Figure dataset records
>>>

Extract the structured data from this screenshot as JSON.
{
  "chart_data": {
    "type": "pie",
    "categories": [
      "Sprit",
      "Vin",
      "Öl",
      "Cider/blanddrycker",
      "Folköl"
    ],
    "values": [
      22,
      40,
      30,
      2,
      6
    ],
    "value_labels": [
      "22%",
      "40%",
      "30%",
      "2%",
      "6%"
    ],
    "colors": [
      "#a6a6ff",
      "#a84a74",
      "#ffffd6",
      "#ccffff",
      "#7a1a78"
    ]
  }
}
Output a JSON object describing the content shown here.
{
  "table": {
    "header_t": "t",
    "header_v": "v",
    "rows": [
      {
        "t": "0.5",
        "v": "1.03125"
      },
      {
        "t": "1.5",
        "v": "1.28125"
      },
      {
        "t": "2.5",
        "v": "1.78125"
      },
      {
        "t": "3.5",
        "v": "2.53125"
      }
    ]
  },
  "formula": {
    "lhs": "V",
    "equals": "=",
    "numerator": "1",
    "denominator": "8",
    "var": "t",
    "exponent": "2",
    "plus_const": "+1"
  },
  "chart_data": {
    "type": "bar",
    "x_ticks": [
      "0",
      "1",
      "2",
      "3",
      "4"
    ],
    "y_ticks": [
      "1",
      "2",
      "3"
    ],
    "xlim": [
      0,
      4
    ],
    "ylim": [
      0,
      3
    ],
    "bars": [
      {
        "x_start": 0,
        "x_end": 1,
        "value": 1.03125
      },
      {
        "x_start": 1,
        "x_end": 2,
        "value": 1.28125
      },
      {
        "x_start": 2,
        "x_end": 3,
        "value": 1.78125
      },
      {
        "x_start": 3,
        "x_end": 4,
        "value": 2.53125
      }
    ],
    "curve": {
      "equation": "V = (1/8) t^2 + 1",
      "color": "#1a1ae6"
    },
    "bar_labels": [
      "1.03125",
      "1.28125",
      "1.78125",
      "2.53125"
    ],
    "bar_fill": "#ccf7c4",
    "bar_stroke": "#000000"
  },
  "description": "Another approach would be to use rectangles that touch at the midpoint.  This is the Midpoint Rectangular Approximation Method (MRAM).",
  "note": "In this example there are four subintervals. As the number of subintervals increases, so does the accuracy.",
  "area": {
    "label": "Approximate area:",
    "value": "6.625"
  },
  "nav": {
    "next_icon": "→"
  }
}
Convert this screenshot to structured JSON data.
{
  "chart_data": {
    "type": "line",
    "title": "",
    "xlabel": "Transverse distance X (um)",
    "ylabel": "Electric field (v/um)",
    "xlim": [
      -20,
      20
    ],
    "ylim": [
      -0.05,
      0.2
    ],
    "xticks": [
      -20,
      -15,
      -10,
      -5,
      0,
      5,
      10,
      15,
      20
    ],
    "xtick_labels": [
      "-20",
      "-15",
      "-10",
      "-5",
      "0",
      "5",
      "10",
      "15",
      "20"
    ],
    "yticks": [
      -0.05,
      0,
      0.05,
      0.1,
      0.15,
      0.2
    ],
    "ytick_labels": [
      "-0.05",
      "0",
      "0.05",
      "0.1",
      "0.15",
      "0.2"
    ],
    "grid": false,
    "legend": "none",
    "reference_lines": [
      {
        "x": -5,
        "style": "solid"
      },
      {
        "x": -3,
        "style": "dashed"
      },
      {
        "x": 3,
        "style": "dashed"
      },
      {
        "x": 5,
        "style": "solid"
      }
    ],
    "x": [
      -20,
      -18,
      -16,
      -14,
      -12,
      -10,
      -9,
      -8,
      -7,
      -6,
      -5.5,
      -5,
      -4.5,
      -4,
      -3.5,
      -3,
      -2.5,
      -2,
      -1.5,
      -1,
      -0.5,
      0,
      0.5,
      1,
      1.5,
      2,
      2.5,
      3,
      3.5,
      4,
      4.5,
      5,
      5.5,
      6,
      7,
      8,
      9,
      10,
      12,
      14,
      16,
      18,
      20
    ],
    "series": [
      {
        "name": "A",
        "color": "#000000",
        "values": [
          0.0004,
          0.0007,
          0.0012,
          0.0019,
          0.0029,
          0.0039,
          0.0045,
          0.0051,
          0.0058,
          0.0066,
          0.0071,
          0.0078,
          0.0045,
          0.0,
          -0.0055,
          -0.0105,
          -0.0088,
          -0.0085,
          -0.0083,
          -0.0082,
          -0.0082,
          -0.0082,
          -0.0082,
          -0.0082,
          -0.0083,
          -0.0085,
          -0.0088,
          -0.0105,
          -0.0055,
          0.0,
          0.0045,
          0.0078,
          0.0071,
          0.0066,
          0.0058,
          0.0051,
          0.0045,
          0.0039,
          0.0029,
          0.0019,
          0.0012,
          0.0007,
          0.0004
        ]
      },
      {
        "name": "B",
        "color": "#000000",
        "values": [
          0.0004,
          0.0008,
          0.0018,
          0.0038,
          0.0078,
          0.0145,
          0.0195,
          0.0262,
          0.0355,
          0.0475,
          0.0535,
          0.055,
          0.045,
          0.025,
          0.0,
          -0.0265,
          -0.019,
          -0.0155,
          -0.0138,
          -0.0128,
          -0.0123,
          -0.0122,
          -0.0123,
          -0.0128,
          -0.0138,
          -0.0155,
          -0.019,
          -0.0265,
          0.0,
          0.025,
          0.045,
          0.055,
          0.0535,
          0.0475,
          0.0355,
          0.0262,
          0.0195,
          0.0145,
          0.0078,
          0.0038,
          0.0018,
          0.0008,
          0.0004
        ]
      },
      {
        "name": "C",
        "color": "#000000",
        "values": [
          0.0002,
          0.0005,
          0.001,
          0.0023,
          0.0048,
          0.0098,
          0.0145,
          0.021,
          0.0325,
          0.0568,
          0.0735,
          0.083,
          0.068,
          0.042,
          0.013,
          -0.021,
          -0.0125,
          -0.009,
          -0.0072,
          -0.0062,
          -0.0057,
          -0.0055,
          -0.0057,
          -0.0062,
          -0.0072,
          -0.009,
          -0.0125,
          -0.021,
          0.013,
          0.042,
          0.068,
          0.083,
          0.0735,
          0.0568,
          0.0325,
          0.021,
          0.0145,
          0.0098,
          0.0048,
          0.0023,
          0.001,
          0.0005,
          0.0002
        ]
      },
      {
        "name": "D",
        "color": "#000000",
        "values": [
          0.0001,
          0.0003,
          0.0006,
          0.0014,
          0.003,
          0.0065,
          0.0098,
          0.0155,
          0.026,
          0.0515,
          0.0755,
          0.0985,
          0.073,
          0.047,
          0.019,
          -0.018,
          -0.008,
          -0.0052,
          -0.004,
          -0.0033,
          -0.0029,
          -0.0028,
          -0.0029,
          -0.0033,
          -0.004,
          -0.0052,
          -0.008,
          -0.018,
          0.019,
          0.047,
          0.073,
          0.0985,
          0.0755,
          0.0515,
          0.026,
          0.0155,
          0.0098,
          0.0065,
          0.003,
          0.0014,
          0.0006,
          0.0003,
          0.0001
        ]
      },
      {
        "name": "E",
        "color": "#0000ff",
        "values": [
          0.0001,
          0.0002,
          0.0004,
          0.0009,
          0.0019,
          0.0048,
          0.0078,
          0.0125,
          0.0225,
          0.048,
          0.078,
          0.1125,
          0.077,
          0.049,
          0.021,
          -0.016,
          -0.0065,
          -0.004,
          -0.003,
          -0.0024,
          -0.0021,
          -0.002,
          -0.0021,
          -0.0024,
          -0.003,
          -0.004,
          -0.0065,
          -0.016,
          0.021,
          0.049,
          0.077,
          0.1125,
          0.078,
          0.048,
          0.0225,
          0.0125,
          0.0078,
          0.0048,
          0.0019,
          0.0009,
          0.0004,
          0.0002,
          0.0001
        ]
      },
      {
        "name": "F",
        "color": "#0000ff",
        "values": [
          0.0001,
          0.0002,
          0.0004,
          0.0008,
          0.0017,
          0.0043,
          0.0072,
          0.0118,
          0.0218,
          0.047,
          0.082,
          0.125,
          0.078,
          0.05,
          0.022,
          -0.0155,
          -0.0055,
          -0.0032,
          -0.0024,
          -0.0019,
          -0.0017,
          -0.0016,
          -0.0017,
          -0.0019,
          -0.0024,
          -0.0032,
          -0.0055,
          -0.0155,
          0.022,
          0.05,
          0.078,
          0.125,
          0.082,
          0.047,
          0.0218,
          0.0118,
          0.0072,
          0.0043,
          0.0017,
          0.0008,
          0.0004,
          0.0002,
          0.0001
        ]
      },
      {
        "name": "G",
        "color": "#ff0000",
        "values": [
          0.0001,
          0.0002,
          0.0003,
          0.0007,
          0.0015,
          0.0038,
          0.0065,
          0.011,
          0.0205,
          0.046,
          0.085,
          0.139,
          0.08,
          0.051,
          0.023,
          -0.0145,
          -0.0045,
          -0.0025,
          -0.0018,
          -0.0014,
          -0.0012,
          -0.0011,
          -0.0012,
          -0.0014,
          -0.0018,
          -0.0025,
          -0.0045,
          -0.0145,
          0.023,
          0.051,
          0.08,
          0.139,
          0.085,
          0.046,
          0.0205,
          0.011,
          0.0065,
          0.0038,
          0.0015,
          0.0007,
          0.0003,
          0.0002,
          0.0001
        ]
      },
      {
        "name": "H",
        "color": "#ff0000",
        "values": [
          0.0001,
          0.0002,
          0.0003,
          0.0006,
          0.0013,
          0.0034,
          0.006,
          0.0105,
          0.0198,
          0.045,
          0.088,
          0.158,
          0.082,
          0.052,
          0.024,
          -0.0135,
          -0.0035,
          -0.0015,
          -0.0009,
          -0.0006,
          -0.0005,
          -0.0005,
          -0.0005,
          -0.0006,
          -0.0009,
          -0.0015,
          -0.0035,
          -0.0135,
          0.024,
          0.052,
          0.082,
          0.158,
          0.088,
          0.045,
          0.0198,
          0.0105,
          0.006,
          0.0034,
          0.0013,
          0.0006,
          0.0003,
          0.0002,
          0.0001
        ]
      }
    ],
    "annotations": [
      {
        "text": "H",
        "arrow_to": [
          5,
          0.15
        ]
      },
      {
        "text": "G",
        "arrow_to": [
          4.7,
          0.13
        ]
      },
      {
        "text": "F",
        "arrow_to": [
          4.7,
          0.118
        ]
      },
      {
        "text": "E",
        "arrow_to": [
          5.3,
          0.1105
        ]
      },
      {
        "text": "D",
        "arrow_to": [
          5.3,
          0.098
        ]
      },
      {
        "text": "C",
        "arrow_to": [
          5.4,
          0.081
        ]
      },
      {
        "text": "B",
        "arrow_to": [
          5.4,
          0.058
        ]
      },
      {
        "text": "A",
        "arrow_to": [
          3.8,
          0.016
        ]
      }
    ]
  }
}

<<<

Make a list of all lines in the data that contain "structured".

Extract the structured data from this screenshot as JSON.
Convert this screenshot to structured JSON data.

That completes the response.